### TASK OBJECTIVE
Below are records; state how many of their lines hold the word "大家都在谈论天意学长的", and give only the figure.

### RECORD EXCERPTS
>> Start
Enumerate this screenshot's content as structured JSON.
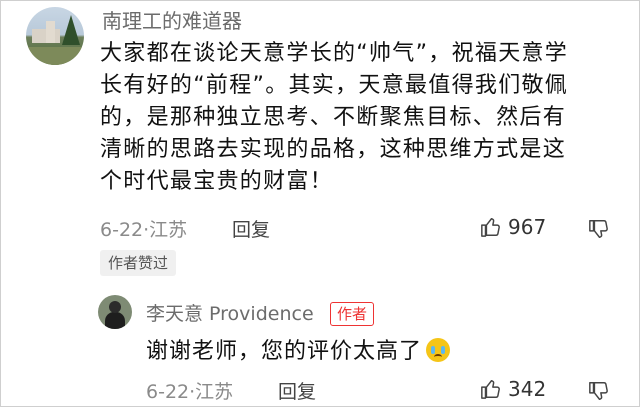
{
  "comment": {
    "username": "南理工的难道器",
    "text": "大家都在谈论天意学长的“帅气”，祝福天意学长有好的“前程”。其实，天意最值得我们敬佩的，是那种独立思考、不断聚焦目标、然后有清晰的思路去实现的品格，这种思维方式是这个时代最宝贵的财富！",
    "lines": [
      "大家都在谈论天意学长的“帅气”，祝福天意学",
      "长有好的“前程”。其实，天意最值得我们敬佩",
      "的，是那种独立思考、不断聚焦目标、然后有",
      "清晰的思路去实现的品格，这种思维方式是这",
      "个时代最宝贵的财富！"
    ],
    "date_location": "6-22·江苏",
    "reply_label": "回复",
    "likes": "967",
    "author_liked_badge": "作者赞过",
    "icons": {
      "like": "thumbs-up-icon",
      "dislike": "thumbs-down-icon"
    }
  },
  "reply": {
    "username": "李天意 Providence",
    "author_badge": "作者",
    "text": "谢谢老师，您的评价太高了",
    "emoji": "crying-face-emoji",
    "date_location": "6-22·江苏",
    "reply_label": "回复",
    "likes": "342",
    "icons": {
      "like": "thumbs-up-icon",
      "dislike": "thumbs-down-icon"
    }
  },
  "colors": {
    "author_badge": "#e33333",
    "meta_text": "#8a8a8a",
    "emoji": "#f5c518"
  }
}
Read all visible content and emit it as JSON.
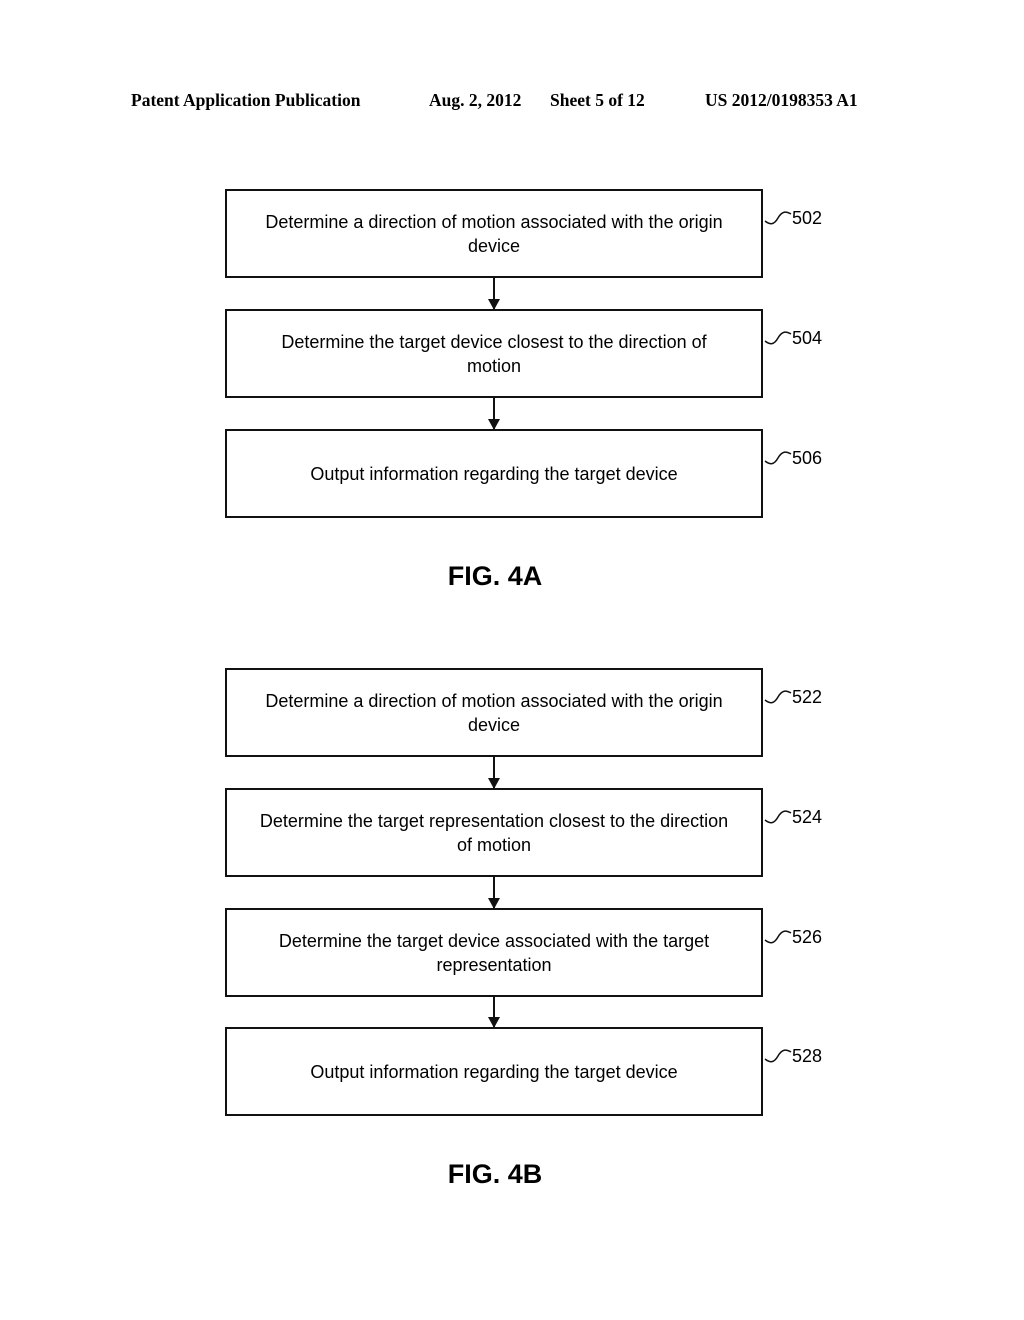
{
  "header": {
    "publication": "Patent Application Publication",
    "date": "Aug. 2, 2012",
    "sheet": "Sheet 5 of 12",
    "number": "US 2012/0198353 A1"
  },
  "figures": [
    {
      "label": "FIG. 4A",
      "steps": [
        {
          "ref": "502",
          "text": "Determine a direction of motion associated with the origin device"
        },
        {
          "ref": "504",
          "text": "Determine the target device closest to the direction of motion"
        },
        {
          "ref": "506",
          "text": "Output information regarding the target device"
        }
      ]
    },
    {
      "label": "FIG. 4B",
      "steps": [
        {
          "ref": "522",
          "text": "Determine a direction of motion associated with the origin device"
        },
        {
          "ref": "524",
          "text": "Determine the target representation closest to the direction of motion"
        },
        {
          "ref": "526",
          "text": "Determine the target device associated with the target representation"
        },
        {
          "ref": "528",
          "text": "Output information regarding the target device"
        }
      ]
    }
  ]
}
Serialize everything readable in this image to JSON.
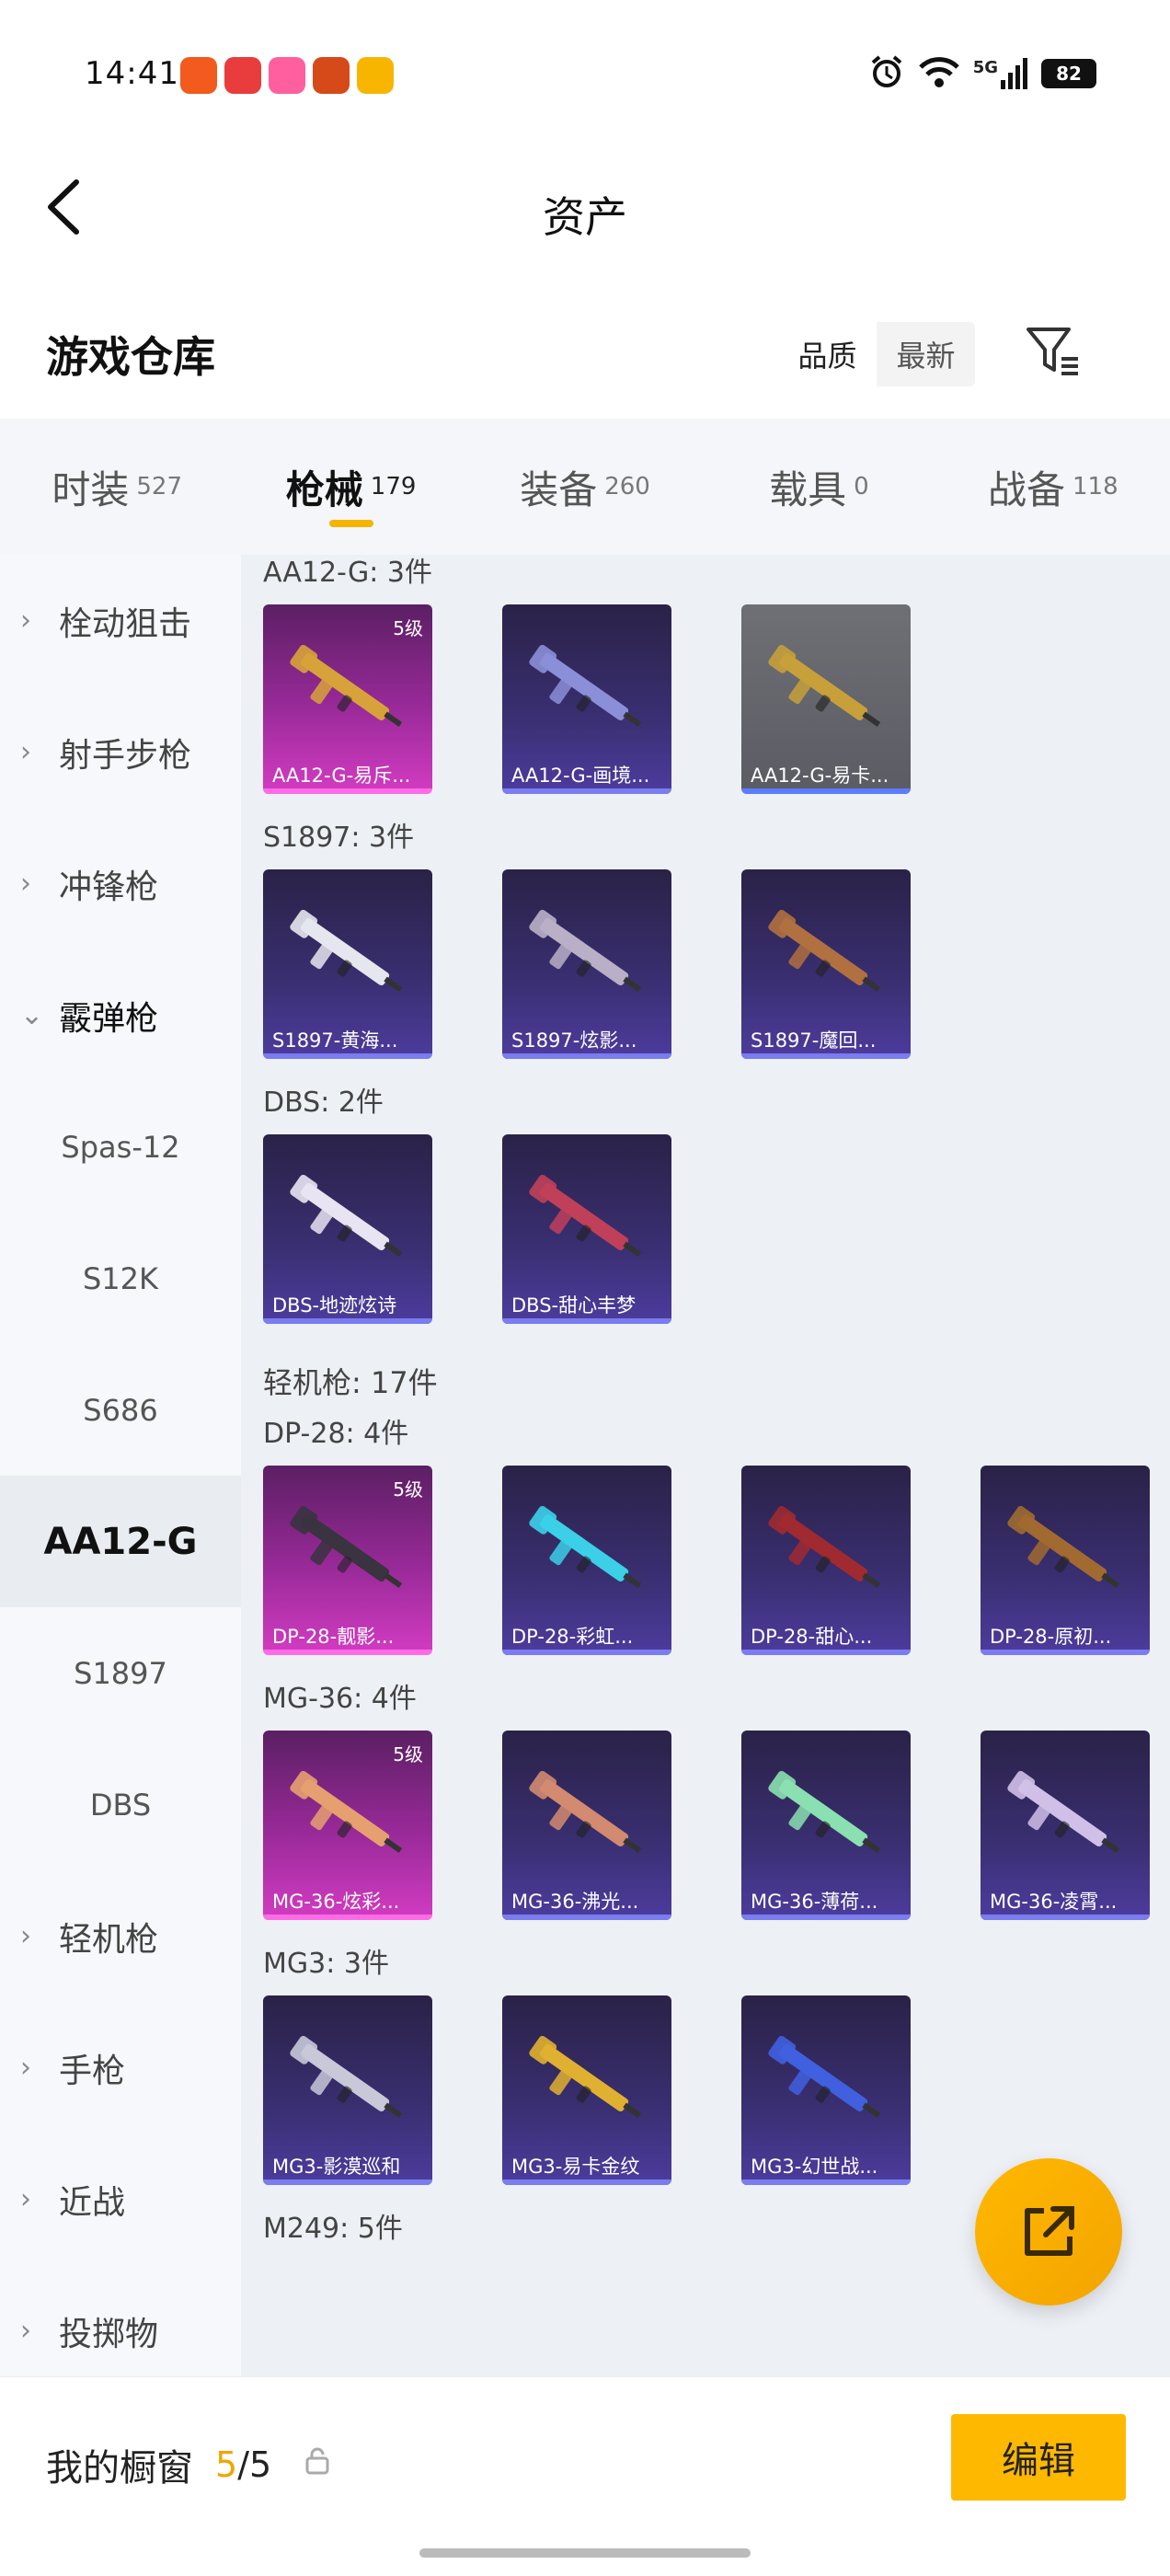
{
  "status": {
    "time": "14:41",
    "battery": "82",
    "network": "5G",
    "apps": [
      {
        "name": "app-icon-1",
        "color": "#f25a1e"
      },
      {
        "name": "app-icon-2",
        "color": "#e93d3d"
      },
      {
        "name": "app-icon-3",
        "color": "#ff5f9e"
      },
      {
        "name": "app-icon-4",
        "color": "#d64a1a"
      },
      {
        "name": "app-icon-5",
        "color": "#f7b500"
      }
    ]
  },
  "header": {
    "title": "资产"
  },
  "warehouse": {
    "title": "游戏仓库",
    "sort_options": [
      "品质",
      "最新"
    ],
    "sort_active": 0
  },
  "tabs": [
    {
      "label": "时装",
      "count": "527"
    },
    {
      "label": "枪械",
      "count": "179"
    },
    {
      "label": "装备",
      "count": "260"
    },
    {
      "label": "载具",
      "count": "0"
    },
    {
      "label": "战备",
      "count": "118"
    }
  ],
  "sidebar": {
    "items": [
      {
        "label": "栓动狙击",
        "type": "cat"
      },
      {
        "label": "射手步枪",
        "type": "cat"
      },
      {
        "label": "冲锋枪",
        "type": "cat"
      },
      {
        "label": "霰弹枪",
        "type": "open"
      },
      {
        "label": "Spas-12",
        "type": "sub"
      },
      {
        "label": "S12K",
        "type": "sub"
      },
      {
        "label": "S686",
        "type": "sub"
      },
      {
        "label": "AA12-G",
        "type": "sel"
      },
      {
        "label": "S1897",
        "type": "sub"
      },
      {
        "label": "DBS",
        "type": "sub"
      },
      {
        "label": "轻机枪",
        "type": "cat"
      },
      {
        "label": "手枪",
        "type": "cat"
      },
      {
        "label": "近战",
        "type": "cat"
      },
      {
        "label": "投掷物",
        "type": "cat"
      }
    ]
  },
  "groups": [
    {
      "title": "AA12-G: 3件",
      "cards": [
        {
          "name": "AA12-G-易斥...",
          "style": "pink",
          "level": "5级",
          "gun": "#d8a23a"
        },
        {
          "name": "AA12-G-画境...",
          "style": "purple",
          "level": "",
          "gun": "#8b8fd8"
        },
        {
          "name": "AA12-G-易卡...",
          "style": "gray",
          "level": "",
          "gun": "#c7a03a"
        }
      ]
    },
    {
      "title": "S1897: 3件",
      "cards": [
        {
          "name": "S1897-黄海...",
          "style": "purple",
          "level": "",
          "gun": "#e6e6ee"
        },
        {
          "name": "S1897-炫影...",
          "style": "purple",
          "level": "",
          "gun": "#b9b0c8"
        },
        {
          "name": "S1897-魔回...",
          "style": "purple",
          "level": "",
          "gun": "#b07040"
        }
      ]
    },
    {
      "title": "DBS: 2件",
      "cards": [
        {
          "name": "DBS-地迹炫诗",
          "style": "purple",
          "level": "",
          "gun": "#e8e4f2"
        },
        {
          "name": "DBS-甜心丰梦",
          "style": "purple",
          "level": "",
          "gun": "#c0405a"
        }
      ]
    },
    {
      "title": "轻机枪: 17件",
      "category": true,
      "cards": []
    },
    {
      "title": "DP-28: 4件",
      "cards": [
        {
          "name": "DP-28-靓影...",
          "style": "pink",
          "level": "5级",
          "gun": "#3a3340"
        },
        {
          "name": "DP-28-彩虹...",
          "style": "purple",
          "level": "",
          "gun": "#3bd0e8"
        },
        {
          "name": "DP-28-甜心...",
          "style": "purple",
          "level": "",
          "gun": "#a02a30"
        },
        {
          "name": "DP-28-原初...",
          "style": "purple",
          "level": "",
          "gun": "#a06a30"
        }
      ]
    },
    {
      "title": "MG-36: 4件",
      "cards": [
        {
          "name": "MG-36-炫彩...",
          "style": "pink",
          "level": "5级",
          "gun": "#e6a070"
        },
        {
          "name": "MG-36-沸光...",
          "style": "purple",
          "level": "",
          "gun": "#d28a70"
        },
        {
          "name": "MG-36-薄荷...",
          "style": "purple",
          "level": "",
          "gun": "#8ae0b0"
        },
        {
          "name": "MG-36-凌霄...",
          "style": "purple",
          "level": "",
          "gun": "#d0c0e8"
        }
      ]
    },
    {
      "title": "MG3: 3件",
      "cards": [
        {
          "name": "MG3-影漠巡和",
          "style": "purple",
          "level": "",
          "gun": "#c8c8d8"
        },
        {
          "name": "MG3-易卡金纹",
          "style": "purple",
          "level": "",
          "gun": "#e0b030"
        },
        {
          "name": "MG3-幻世战...",
          "style": "purple",
          "level": "",
          "gun": "#4060e0"
        }
      ]
    },
    {
      "title": "M249: 5件",
      "cards": []
    }
  ],
  "bottom": {
    "label": "我的橱窗",
    "count_current": "5",
    "count_total": "/5",
    "edit_label": "编辑"
  }
}
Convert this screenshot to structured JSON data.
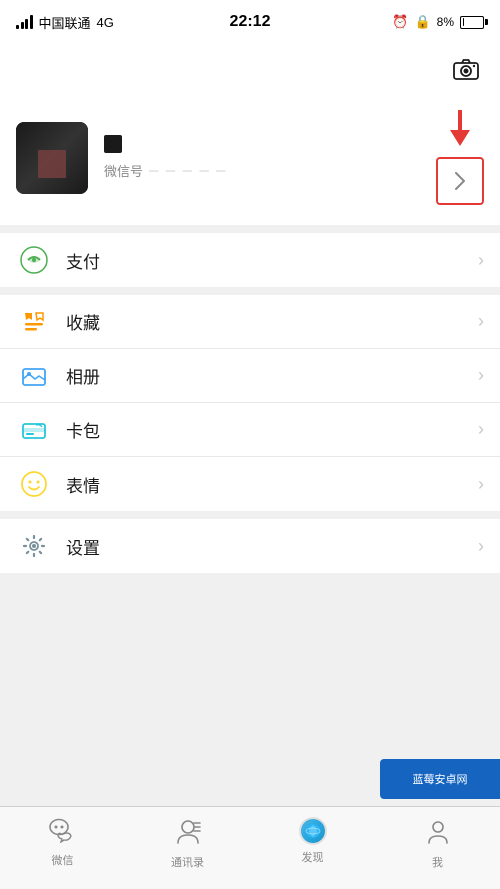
{
  "statusBar": {
    "carrier": "中国联通",
    "network": "4G",
    "time": "22:12",
    "batteryPercent": "8%"
  },
  "header": {
    "cameraLabel": "camera"
  },
  "profile": {
    "wechatIdLabel": "微信号",
    "wechatIdValue": "─ ─ ─ ─ ─",
    "arrowAnnotation": "↓"
  },
  "menu": {
    "items": [
      {
        "id": "payment",
        "label": "支付",
        "iconType": "payment"
      },
      {
        "id": "collect",
        "label": "收藏",
        "iconType": "collect"
      },
      {
        "id": "album",
        "label": "相册",
        "iconType": "album"
      },
      {
        "id": "card",
        "label": "卡包",
        "iconType": "card"
      },
      {
        "id": "emoji",
        "label": "表情",
        "iconType": "emoji"
      }
    ],
    "settings": [
      {
        "id": "settings",
        "label": "设置",
        "iconType": "settings"
      }
    ]
  },
  "tabBar": {
    "items": [
      {
        "id": "wechat",
        "label": "微信",
        "iconSymbol": "💬"
      },
      {
        "id": "contacts",
        "label": "通讯录",
        "iconSymbol": "👤"
      },
      {
        "id": "discover",
        "label": "发现",
        "iconSymbol": "○"
      },
      {
        "id": "me",
        "label": "我",
        "iconSymbol": "─"
      }
    ]
  },
  "watermark": {
    "text": "蓝莓安卓网"
  }
}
>> End
### OUTPUT BELOW
2